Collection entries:
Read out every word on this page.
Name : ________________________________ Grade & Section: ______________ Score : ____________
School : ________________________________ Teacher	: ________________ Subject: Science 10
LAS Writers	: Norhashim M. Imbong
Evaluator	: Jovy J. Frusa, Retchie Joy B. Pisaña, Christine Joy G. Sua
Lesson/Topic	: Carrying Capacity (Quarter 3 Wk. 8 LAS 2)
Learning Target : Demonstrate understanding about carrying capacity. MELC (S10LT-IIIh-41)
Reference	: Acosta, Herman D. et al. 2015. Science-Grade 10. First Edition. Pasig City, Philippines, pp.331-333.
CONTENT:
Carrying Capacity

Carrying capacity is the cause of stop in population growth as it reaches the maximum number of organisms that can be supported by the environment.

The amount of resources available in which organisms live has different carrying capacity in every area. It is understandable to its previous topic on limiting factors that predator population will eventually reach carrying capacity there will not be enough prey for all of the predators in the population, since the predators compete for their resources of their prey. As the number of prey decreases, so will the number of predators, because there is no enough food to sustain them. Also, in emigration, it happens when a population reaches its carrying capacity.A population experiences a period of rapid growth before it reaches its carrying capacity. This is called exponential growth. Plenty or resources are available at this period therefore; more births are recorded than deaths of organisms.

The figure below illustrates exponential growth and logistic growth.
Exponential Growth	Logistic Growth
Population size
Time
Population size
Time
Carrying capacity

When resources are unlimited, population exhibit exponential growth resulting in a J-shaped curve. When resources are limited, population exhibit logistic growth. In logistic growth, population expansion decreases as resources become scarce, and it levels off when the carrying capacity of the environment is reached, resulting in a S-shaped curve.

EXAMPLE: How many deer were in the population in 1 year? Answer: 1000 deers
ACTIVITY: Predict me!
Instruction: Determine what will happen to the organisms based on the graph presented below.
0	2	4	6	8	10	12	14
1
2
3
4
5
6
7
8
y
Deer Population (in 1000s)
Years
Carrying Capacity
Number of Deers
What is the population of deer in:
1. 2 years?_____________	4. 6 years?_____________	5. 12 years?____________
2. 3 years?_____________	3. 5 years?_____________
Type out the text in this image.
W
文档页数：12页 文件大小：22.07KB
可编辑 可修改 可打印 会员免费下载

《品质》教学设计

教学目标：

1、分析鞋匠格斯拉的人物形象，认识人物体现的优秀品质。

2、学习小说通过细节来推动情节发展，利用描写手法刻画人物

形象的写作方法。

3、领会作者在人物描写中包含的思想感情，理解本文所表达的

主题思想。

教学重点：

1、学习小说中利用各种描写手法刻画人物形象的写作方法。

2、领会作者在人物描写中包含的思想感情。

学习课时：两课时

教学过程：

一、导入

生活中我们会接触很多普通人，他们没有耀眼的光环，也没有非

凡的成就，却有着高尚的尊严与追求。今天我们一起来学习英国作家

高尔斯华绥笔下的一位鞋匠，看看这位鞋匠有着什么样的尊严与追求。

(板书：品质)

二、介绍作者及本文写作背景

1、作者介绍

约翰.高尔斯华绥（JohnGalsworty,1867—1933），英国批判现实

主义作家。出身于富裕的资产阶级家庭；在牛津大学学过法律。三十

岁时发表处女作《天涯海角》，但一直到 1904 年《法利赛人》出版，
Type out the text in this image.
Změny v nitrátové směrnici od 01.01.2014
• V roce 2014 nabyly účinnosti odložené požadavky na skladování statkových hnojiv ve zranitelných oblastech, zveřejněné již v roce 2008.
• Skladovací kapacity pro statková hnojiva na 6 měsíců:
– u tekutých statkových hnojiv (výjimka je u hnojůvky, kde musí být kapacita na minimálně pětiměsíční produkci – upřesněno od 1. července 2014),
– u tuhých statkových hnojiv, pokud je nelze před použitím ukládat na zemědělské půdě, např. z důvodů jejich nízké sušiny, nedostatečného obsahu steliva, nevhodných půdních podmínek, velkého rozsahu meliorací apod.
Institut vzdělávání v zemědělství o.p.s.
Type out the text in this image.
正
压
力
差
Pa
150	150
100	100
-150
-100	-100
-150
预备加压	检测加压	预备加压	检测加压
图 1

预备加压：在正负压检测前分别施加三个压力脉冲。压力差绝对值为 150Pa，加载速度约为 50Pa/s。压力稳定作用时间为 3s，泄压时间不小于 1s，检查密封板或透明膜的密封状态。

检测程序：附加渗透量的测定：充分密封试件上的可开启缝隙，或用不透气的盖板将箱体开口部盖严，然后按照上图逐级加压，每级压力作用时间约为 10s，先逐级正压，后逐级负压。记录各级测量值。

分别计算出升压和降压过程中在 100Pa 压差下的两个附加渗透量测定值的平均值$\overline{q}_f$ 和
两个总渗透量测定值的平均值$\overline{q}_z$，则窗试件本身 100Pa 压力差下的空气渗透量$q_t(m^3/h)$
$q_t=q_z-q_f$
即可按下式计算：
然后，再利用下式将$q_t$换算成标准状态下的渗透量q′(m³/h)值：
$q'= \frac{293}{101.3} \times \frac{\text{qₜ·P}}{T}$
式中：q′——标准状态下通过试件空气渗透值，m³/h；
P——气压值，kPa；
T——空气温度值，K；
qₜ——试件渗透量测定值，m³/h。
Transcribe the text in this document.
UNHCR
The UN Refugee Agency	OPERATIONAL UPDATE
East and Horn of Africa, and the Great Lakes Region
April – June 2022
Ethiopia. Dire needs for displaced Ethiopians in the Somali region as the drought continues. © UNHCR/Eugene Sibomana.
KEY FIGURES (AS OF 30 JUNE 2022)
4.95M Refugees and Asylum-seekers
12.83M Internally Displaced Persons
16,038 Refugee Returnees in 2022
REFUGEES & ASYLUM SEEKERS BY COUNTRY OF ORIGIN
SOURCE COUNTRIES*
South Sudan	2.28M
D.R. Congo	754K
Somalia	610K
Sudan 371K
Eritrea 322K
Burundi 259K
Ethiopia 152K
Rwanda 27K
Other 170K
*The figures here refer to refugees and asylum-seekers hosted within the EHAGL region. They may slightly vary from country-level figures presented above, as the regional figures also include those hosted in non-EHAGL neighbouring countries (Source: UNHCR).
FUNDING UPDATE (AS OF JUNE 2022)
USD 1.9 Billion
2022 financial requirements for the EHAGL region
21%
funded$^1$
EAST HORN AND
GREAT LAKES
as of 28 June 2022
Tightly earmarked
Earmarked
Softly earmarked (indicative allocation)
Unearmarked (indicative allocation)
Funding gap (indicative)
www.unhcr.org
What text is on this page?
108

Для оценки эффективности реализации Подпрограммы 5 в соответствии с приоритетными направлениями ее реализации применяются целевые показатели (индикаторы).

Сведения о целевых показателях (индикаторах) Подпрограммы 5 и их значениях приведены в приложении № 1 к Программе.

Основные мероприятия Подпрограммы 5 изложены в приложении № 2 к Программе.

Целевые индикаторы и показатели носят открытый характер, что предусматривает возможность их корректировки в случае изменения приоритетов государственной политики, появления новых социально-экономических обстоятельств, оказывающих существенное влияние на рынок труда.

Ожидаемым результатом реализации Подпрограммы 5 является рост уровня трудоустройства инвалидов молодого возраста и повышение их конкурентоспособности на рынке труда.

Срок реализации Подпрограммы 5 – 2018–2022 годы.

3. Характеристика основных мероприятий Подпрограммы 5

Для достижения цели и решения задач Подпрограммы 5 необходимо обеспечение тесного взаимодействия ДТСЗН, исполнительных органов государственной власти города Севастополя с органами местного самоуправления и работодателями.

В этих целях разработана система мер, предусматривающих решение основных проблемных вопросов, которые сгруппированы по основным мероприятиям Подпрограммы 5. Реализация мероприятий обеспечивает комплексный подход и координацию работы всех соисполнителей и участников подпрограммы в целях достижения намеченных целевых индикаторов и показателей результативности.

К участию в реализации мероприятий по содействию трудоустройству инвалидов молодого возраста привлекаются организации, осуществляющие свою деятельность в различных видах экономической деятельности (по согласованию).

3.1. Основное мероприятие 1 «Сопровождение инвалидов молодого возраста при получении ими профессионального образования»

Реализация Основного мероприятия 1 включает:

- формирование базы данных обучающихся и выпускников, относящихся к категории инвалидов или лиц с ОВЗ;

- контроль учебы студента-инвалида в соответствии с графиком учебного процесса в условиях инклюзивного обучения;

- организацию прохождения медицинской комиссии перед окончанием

Directions =>
Report all lines of the data that include the word "приложении".

Finished task =>
Сведения о целевых показателях (индикаторах) Подпрограммы 5 и их значениях приведены в приложении № 1 к Программе.
Основные мероприятия Подпрограммы 5 изложены в приложении № 2 к Программе.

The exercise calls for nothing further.